Exercise objective:
Render every entry verbatim.

Data shown:
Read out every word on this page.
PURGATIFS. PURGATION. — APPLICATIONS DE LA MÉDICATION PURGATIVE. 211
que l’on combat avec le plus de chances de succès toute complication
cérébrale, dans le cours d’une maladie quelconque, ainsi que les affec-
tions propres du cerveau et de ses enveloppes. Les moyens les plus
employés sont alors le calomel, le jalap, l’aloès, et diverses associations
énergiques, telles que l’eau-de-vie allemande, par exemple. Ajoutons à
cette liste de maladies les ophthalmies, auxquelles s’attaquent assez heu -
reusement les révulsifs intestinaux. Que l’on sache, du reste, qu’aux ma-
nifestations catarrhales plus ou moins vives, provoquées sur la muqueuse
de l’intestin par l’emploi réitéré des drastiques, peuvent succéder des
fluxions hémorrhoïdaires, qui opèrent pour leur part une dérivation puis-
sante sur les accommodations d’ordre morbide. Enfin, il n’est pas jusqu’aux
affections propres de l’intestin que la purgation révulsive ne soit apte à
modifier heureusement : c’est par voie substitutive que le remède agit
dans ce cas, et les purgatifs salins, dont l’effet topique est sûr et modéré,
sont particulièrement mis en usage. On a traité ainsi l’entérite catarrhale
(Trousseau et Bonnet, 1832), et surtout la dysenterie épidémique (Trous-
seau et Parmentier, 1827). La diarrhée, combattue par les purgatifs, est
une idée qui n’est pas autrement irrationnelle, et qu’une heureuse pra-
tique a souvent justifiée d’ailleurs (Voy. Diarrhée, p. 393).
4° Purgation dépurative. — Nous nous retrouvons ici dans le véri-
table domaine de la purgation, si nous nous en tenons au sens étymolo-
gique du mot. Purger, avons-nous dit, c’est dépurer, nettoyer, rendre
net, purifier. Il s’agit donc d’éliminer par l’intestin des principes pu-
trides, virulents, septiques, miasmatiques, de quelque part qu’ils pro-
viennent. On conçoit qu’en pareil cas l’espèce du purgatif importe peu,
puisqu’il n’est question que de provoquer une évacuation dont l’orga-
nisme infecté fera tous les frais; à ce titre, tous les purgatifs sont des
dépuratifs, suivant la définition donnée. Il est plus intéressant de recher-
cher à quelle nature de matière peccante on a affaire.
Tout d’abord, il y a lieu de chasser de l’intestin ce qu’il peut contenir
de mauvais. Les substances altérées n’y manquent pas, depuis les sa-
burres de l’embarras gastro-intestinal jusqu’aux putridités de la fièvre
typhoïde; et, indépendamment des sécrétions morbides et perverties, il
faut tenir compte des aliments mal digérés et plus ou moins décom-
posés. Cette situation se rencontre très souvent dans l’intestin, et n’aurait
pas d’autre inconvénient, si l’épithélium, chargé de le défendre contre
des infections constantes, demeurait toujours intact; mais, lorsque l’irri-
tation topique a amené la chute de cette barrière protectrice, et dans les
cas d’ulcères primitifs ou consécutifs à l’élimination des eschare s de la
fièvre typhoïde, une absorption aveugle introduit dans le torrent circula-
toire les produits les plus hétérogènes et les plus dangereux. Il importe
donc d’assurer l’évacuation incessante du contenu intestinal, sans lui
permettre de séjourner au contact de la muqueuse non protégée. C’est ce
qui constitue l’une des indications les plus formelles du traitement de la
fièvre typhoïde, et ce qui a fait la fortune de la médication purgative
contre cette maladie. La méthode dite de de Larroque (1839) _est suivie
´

Exercise output:
Read out every word on this page.
PURGATIFS. PURGATION. — APPLICATIONS DE LA MÉDICATION PURGATIVE. 211
que l’on combat avec le plus de chances de succès toute complication
cérébrale, dans le cours d’une maladie quelconque, ainsi que les affec-
tions propres du cerveau et de ses enveloppes. Les moyens les plus
employés sont alors le calomel, le jalap, l’aloès, et diverses associations
énergiques, telles que l’eau-de-vie allemande, par exemple. Ajoutons à
cette liste de maladies les ophthalmies, auxquelles s’attaquent assez heu -
reusement les révulsifs intestinaux. Que l’on sache, du reste, qu’aux ma-
nifestations catarrhales plus ou moins vives, provoquées sur la muqueuse
de l’intestin par l’emploi réitéré des drastiques, peuvent succéder des
fluxions hémorrhoïdaires, qui opèrent pour leur part une dérivation puis-
sante sur les accommodations d’ordre morbide. Enfin, il n’est pas jusqu’aux
affections propres de l’intestin que la purgation révulsive ne soit apte à
modifier heureusement : c’est par voie substitutive que le remède agit
dans ce cas, et les purgatifs salins, dont l’effet topique est sûr et modéré,
sont particulièrement mis en usage. On a traité ainsi l’entérite catarrhale
(Trousseau et Bonnet, 1832), et surtout la dysenterie épidémique (Trous-
seau et Parmentier, 1827). La diarrhée, combattue par les purgatifs, est
une idée qui n’est pas autrement irrationnelle, et qu’une heureuse pra-
tique a souvent justifiée d’ailleurs (Voy. Diarrhée, p. 393).
4° Purgation dépurative. — Nous nous retrouvons ici dans le véri-
table domaine de la purgation, si nous nous en tenons au sens étymolo-
gique du mot. Purger, avons-nous dit, c’est dépurer, nettoyer, rendre
net, purifier. Il s’agit donc d’éliminer par l’intestin des principes pu-
trides, virulents, septiques, miasmatiques, de quelque part qu’ils pro-
viennent. On conçoit qu’en pareil cas l’espèce du purgatif importe peu,
puisqu’il n’est question que de provoquer une évacuation dont l’orga-
nisme infecté fera tous les frais; à ce titre, tous les purgatifs sont des
dépuratifs, suivant la définition donnée. Il est plus intéressant de recher-
cher à quelle nature de matière peccante on a affaire.
Tout d’abord, il y a lieu de chasser de l’intestin ce qu’il peut contenir
de mauvais. Les substances altérées n’y manquent pas, depuis les sa-
burres de l’embarras gastro-intestinal jusqu’aux putridités de la fièvre
typhoïde; et, indépendamment des sécrétions morbides et perverties, il
faut tenir compte des aliments mal digérés et plus ou moins décom-
posés. Cette situation se rencontre très souvent dans l’intestin, et n’aurait
pas d’autre inconvénient, si l’épithélium, chargé de le défendre contre
des infections constantes, demeurait toujours intact; mais, lorsque l’irri-
tation topique a amené la chute de cette barrière protectrice, et dans les
cas d’ulcères primitifs ou consécutifs à l’élimination des eschare s de la
fièvre typhoïde, une absorption aveugle introduit dans le torrent circula-
toire les produits les plus hétérogènes et les plus dangereux. Il importe
donc d’assurer l’évacuation incessante du contenu intestinal, sans lui
permettre de séjourner au contact de la muqueuse non protégée. C’est ce
qui constitue l’une des indications les plus formelles du traitement de la
fièvre typhoïde, et ce qui a fait la fortune de la médication purgative
contre cette maladie. La méthode dite de de Larroque (1839) _est suivie
´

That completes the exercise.